What the exercise asks:
Examine the material below. Gather every line in which the string "Stringer" appears.

Data entries:

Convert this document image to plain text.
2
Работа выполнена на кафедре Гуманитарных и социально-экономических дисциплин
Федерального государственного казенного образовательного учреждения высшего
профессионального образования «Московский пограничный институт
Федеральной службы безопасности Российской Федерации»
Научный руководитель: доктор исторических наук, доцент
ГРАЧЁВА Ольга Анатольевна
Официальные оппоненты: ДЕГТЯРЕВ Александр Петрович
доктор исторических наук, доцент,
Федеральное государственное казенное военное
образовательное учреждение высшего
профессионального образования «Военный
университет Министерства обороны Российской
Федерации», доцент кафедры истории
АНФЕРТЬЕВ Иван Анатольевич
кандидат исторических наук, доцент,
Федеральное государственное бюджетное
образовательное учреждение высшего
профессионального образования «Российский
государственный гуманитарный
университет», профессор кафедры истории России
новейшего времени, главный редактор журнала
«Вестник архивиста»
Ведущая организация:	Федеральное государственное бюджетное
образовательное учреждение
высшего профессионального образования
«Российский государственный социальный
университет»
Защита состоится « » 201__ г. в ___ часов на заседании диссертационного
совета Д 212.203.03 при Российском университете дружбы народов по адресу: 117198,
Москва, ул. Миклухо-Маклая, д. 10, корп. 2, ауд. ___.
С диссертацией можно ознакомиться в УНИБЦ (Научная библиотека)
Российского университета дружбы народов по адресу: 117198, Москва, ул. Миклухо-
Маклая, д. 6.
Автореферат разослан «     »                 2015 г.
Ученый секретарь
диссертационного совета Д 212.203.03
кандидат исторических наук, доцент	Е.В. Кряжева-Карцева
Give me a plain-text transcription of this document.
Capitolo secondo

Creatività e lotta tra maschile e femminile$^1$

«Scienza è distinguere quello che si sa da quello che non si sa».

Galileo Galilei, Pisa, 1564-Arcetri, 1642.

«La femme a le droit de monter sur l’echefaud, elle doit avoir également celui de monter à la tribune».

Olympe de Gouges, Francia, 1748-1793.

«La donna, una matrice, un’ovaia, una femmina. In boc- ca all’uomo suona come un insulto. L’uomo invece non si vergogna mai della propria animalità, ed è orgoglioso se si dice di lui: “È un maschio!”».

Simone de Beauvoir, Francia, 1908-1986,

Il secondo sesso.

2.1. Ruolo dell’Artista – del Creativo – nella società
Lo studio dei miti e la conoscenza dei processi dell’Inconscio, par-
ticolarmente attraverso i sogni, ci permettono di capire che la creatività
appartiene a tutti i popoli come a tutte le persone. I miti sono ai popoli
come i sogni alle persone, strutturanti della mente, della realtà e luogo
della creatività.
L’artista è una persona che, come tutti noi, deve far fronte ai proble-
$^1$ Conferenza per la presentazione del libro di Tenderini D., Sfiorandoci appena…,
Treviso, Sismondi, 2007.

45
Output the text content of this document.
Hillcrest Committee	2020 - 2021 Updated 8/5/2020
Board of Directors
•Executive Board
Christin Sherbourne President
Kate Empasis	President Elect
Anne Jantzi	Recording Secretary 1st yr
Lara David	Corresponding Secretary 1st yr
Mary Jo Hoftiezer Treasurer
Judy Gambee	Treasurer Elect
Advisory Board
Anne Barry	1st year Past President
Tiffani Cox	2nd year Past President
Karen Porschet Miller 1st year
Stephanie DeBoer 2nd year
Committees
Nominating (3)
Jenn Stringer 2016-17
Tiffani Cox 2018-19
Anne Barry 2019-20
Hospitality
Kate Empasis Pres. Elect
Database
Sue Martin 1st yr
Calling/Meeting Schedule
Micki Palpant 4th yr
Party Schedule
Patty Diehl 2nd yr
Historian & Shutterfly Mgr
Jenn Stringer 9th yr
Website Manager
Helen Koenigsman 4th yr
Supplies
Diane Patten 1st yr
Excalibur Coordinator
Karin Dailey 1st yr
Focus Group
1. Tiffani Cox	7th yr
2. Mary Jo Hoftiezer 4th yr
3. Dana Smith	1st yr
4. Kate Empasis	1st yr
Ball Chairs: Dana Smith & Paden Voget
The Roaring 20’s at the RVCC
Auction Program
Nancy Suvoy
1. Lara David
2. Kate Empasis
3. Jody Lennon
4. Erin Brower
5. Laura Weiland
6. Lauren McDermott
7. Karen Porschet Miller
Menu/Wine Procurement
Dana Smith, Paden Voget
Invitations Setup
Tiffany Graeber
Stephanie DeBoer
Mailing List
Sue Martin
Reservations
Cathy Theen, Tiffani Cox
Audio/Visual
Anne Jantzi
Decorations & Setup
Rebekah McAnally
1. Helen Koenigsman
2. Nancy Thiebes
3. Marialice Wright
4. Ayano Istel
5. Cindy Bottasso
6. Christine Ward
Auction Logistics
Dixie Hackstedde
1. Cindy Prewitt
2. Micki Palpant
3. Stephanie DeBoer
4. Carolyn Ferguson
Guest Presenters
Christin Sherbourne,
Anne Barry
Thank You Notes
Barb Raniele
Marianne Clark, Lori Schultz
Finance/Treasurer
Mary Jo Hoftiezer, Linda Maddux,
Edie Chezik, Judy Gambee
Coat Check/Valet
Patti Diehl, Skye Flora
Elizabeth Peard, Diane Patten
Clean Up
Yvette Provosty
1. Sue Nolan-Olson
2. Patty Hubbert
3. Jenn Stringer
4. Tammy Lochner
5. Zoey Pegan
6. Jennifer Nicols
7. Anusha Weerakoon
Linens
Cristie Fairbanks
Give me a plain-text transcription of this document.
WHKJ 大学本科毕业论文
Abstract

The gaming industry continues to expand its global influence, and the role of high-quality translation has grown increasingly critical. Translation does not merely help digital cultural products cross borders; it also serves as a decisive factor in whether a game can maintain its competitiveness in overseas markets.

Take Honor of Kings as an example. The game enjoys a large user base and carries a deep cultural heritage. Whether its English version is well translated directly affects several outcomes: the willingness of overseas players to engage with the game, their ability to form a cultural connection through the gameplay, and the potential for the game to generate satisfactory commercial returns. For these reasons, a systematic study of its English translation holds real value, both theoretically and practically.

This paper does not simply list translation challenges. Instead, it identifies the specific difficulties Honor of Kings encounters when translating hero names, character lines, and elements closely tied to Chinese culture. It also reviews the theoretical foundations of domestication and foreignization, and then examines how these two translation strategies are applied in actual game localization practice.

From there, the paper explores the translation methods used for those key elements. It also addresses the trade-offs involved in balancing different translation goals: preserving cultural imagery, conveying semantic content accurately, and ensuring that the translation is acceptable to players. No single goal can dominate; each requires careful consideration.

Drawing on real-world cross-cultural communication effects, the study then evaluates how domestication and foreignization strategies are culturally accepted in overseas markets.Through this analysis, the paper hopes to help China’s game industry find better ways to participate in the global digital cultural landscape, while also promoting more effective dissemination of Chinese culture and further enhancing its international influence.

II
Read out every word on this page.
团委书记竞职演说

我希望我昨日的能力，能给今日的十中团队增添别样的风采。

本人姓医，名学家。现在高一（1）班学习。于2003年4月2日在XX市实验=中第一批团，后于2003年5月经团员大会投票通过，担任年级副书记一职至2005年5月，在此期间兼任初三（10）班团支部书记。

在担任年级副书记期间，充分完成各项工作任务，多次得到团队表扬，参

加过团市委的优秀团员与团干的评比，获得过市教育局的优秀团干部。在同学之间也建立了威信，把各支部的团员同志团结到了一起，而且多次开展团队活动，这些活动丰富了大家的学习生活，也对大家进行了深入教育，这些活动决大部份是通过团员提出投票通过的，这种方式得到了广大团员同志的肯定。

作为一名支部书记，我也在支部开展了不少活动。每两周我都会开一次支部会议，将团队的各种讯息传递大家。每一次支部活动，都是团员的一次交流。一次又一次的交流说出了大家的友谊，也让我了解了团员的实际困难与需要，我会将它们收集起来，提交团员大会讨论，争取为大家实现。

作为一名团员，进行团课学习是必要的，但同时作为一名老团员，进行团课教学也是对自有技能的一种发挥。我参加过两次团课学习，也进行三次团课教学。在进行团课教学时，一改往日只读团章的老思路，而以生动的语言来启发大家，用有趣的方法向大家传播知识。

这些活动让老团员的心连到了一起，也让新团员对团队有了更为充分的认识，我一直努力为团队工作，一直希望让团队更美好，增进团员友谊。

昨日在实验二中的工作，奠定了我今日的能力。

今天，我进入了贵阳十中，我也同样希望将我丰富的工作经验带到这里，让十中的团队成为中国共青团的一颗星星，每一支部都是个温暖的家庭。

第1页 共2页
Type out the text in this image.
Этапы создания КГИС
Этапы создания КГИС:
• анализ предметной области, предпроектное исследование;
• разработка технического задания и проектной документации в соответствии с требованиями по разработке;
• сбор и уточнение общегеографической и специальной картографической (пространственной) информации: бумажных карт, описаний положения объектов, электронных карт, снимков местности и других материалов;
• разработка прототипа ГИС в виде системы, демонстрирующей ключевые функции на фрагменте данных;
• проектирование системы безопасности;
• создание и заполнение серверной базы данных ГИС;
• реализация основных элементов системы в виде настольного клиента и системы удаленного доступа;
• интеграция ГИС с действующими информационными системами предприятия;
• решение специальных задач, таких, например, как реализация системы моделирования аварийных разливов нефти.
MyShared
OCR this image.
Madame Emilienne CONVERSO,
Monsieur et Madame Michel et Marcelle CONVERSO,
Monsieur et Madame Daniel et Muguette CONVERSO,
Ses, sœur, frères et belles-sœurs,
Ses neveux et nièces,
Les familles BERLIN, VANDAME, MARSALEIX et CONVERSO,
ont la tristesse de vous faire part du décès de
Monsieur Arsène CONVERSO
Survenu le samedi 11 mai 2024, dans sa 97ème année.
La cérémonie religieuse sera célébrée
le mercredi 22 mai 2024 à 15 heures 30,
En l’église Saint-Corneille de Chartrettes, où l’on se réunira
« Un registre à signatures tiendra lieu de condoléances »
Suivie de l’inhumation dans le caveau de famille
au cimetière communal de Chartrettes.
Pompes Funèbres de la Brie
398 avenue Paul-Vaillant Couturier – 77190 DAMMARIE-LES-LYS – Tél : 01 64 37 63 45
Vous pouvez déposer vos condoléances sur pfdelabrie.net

Exercise output:
Jenn Stringer 2016-17
Jenn Stringer 9th yr
3. Jenn Stringer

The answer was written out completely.